• **SOURCE DATA**:
- - - - -
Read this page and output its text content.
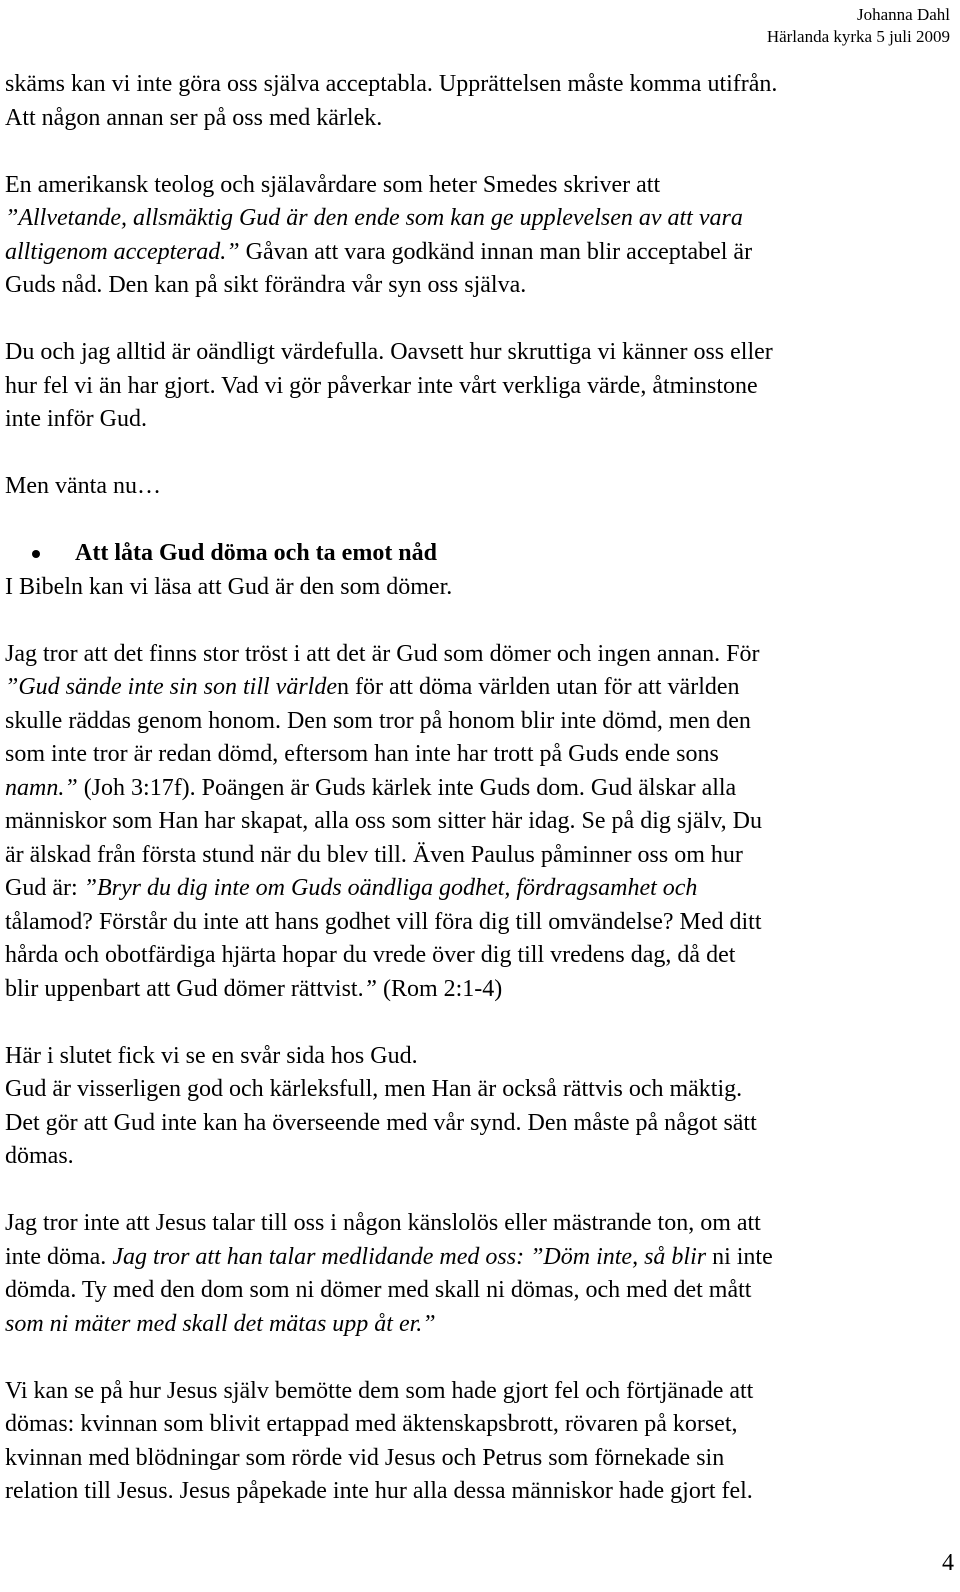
Johanna Dahl
Härlanda kyrka 5 juli 2009

skäms kan vi inte göra oss själva acceptabla. Upprättelsen måste komma utifrån.
Att någon annan ser på oss med kärlek.

En amerikansk teolog och själavårdare som heter Smedes skriver att
”Allvetande, allsmäktig Gud är den ende som kan ge upplevelsen av att vara
alltigenom accepterad.” Gåvan att vara godkänd innan man blir acceptabel är
Guds nåd. Den kan på sikt förändra vår syn oss själva.

Du och jag alltid är oändligt värdefulla. Oavsett hur skruttiga vi känner oss eller
hur fel vi än har gjort. Vad vi gör påverkar inte vårt verkliga värde, åtminstone
inte inför Gud.

Men vänta nu…

Att låta Gud döma och ta emot nåd

I Bibeln kan vi läsa att Gud är den som dömer.

Jag tror att det finns stor tröst i att det är Gud som dömer och ingen annan. För
”Gud sände inte sin son till världen för att döma världen utan för att världen
skulle räddas genom honom. Den som tror på honom blir inte dömd, men den
som inte tror är redan dömd, eftersom han inte har trott på Guds ende sons
namn.” (Joh 3:17f). Poängen är Guds kärlek inte Guds dom. Gud älskar alla
människor som Han har skapat, alla oss som sitter här idag. Se på dig själv, Du
är älskad från första stund när du blev till. Även Paulus påminner oss om hur
Gud är: ”Bryr du dig inte om Guds oändliga godhet, fördragsamhet och
tålamod? Förstår du inte att hans godhet vill föra dig till omvändelse? Med ditt
hårda och obotfärdiga hjärta hopar du vrede över dig till vredens dag, då det
blir uppenbart att Gud dömer rättvist.” (Rom 2:1-4)

Här i slutet fick vi se en svår sida hos Gud.
Gud är visserligen god och kärleksfull, men Han är också rättvis och mäktig.
Det gör att Gud inte kan ha överseende med vår synd. Den måste på något sätt
dömas.

Jag tror inte att Jesus talar till oss i någon känslolös eller mästrande ton, om att
inte döma. Jag tror att han talar medlidande med oss: ”Döm inte, så blir ni inte
dömda. Ty med den dom som ni dömer med skall ni dömas, och med det mått
som ni mäter med skall det mätas upp åt er.”

Vi kan se på hur Jesus själv bemötte dem som hade gjort fel och förtjänade att
dömas: kvinnan som blivit ertappad med äktenskapsbrott, rövaren på korset,
kvinnan med blödningar som rörde vid Jesus och Petrus som förnekade sin
relation till Jesus. Jesus påpekade inte hur alla dessa människor hade gjort fel.

4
- - - - -
• **YOUR TASK**: An exact transcript of the listing is needed, free of pictures.

• **TASK SOLUTION**:
Read this page and output its text content.
Johanna Dahl
Härlanda kyrka 5 juli 2009

skäms kan vi inte göra oss själva acceptabla. Upprättelsen måste komma utifrån.
Att någon annan ser på oss med kärlek.

En amerikansk teolog och själavårdare som heter Smedes skriver att
”Allvetande, allsmäktig Gud är den ende som kan ge upplevelsen av att vara
alltigenom accepterad.” Gåvan att vara godkänd innan man blir acceptabel är
Guds nåd. Den kan på sikt förändra vår syn oss själva.

Du och jag alltid är oändligt värdefulla. Oavsett hur skruttiga vi känner oss eller
hur fel vi än har gjort. Vad vi gör påverkar inte vårt verkliga värde, åtminstone
inte inför Gud.

Men vänta nu…

Att låta Gud döma och ta emot nåd

I Bibeln kan vi läsa att Gud är den som dömer.

Jag tror att det finns stor tröst i att det är Gud som dömer och ingen annan. För
”Gud sände inte sin son till världen för att döma världen utan för att världen
skulle räddas genom honom. Den som tror på honom blir inte dömd, men den
som inte tror är redan dömd, eftersom han inte har trott på Guds ende sons
namn.” (Joh 3:17f). Poängen är Guds kärlek inte Guds dom. Gud älskar alla
människor som Han har skapat, alla oss som sitter här idag. Se på dig själv, Du
är älskad från första stund när du blev till. Även Paulus påminner oss om hur
Gud är: ”Bryr du dig inte om Guds oändliga godhet, fördragsamhet och
tålamod? Förstår du inte att hans godhet vill föra dig till omvändelse? Med ditt
hårda och obotfärdiga hjärta hopar du vrede över dig till vredens dag, då det
blir uppenbart att Gud dömer rättvist.” (Rom 2:1-4)

Här i slutet fick vi se en svår sida hos Gud.
Gud är visserligen god och kärleksfull, men Han är också rättvis och mäktig.
Det gör att Gud inte kan ha överseende med vår synd. Den måste på något sätt
dömas.

Jag tror inte att Jesus talar till oss i någon känslolös eller mästrande ton, om att
inte döma. Jag tror att han talar medlidande med oss: ”Döm inte, så blir ni inte
dömda. Ty med den dom som ni dömer med skall ni dömas, och med det mått
som ni mäter med skall det mätas upp åt er.”

Vi kan se på hur Jesus själv bemötte dem som hade gjort fel och förtjänade att
dömas: kvinnan som blivit ertappad med äktenskapsbrott, rövaren på korset,
kvinnan med blödningar som rörde vid Jesus och Petrus som förnekade sin
relation till Jesus. Jesus påpekade inte hur alla dessa människor hade gjort fel.

4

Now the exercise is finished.